BEGIN Data provided
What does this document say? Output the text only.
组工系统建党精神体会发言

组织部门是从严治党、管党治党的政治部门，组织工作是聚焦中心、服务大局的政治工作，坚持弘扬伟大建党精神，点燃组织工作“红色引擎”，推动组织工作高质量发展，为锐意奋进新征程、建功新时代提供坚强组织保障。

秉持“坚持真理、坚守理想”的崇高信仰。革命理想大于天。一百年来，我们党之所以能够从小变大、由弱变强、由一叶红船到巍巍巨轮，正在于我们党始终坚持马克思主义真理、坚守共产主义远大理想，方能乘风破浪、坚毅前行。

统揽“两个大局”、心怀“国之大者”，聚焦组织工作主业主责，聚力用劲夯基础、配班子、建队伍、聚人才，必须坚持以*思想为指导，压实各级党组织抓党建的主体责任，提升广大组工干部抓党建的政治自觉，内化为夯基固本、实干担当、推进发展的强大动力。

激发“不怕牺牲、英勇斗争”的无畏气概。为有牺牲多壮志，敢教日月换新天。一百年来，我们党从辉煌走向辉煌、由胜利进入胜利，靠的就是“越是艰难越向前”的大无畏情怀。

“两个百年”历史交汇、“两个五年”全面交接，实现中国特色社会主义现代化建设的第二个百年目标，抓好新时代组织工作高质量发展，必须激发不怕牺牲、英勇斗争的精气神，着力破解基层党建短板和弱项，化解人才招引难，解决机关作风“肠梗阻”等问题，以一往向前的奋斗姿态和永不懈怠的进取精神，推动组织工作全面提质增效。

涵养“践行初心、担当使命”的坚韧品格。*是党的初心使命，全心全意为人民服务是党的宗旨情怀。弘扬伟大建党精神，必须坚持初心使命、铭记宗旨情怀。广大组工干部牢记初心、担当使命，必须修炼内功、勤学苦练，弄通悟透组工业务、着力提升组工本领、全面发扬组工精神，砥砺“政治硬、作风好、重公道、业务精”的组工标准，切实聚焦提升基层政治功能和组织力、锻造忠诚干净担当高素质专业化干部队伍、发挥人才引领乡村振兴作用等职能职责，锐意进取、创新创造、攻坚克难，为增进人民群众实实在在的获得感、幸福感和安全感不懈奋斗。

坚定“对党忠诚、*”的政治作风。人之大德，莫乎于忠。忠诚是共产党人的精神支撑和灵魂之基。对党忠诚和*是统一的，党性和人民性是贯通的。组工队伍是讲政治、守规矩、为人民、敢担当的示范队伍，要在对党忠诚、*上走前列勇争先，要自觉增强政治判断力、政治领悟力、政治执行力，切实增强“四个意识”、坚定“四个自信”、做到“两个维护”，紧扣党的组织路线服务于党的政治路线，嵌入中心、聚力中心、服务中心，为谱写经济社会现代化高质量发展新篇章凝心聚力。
END Data provided
**Problem to solve:**
Return the full listing, character for character.

**Output below:**
What does this document say? Output the text only.
组工系统建党精神体会发言

组织部门是从严治党、管党治党的政治部门，组织工作是聚焦中心、服务大局的政治工作，坚持弘扬伟大建党精神，点燃组织工作“红色引擎”，推动组织工作高质量发展，为锐意奋进新征程、建功新时代提供坚强组织保障。

秉持“坚持真理、坚守理想”的崇高信仰。革命理想大于天。一百年来，我们党之所以能够从小变大、由弱变强、由一叶红船到巍巍巨轮，正在于我们党始终坚持马克思主义真理、坚守共产主义远大理想，方能乘风破浪、坚毅前行。

统揽“两个大局”、心怀“国之大者”，聚焦组织工作主业主责，聚力用劲夯基础、配班子、建队伍、聚人才，必须坚持以*思想为指导，压实各级党组织抓党建的主体责任，提升广大组工干部抓党建的政治自觉，内化为夯基固本、实干担当、推进发展的强大动力。

激发“不怕牺牲、英勇斗争”的无畏气概。为有牺牲多壮志，敢教日月换新天。一百年来，我们党从辉煌走向辉煌、由胜利进入胜利，靠的就是“越是艰难越向前”的大无畏情怀。

“两个百年”历史交汇、“两个五年”全面交接，实现中国特色社会主义现代化建设的第二个百年目标，抓好新时代组织工作高质量发展，必须激发不怕牺牲、英勇斗争的精气神，着力破解基层党建短板和弱项，化解人才招引难，解决机关作风“肠梗阻”等问题，以一往向前的奋斗姿态和永不懈怠的进取精神，推动组织工作全面提质增效。

涵养“践行初心、担当使命”的坚韧品格。*是党的初心使命，全心全意为人民服务是党的宗旨情怀。弘扬伟大建党精神，必须坚持初心使命、铭记宗旨情怀。广大组工干部牢记初心、担当使命，必须修炼内功、勤学苦练，弄通悟透组工业务、着力提升组工本领、全面发扬组工精神，砥砺“政治硬、作风好、重公道、业务精”的组工标准，切实聚焦提升基层政治功能和组织力、锻造忠诚干净担当高素质专业化干部队伍、发挥人才引领乡村振兴作用等职能职责，锐意进取、创新创造、攻坚克难，为增进人民群众实实在在的获得感、幸福感和安全感不懈奋斗。

坚定“对党忠诚、*”的政治作风。人之大德，莫乎于忠。忠诚是共产党人的精神支撑和灵魂之基。对党忠诚和*是统一的，党性和人民性是贯通的。组工队伍是讲政治、守规矩、为人民、敢担当的示范队伍，要在对党忠诚、*上走前列勇争先，要自觉增强政治判断力、政治领悟力、政治执行力，切实增强“四个意识”、坚定“四个自信”、做到“两个维护”，紧扣党的组织路线服务于党的政治路线，嵌入中心、聚力中心、服务中心，为谱写经济社会现代化高质量发展新篇章凝心聚力。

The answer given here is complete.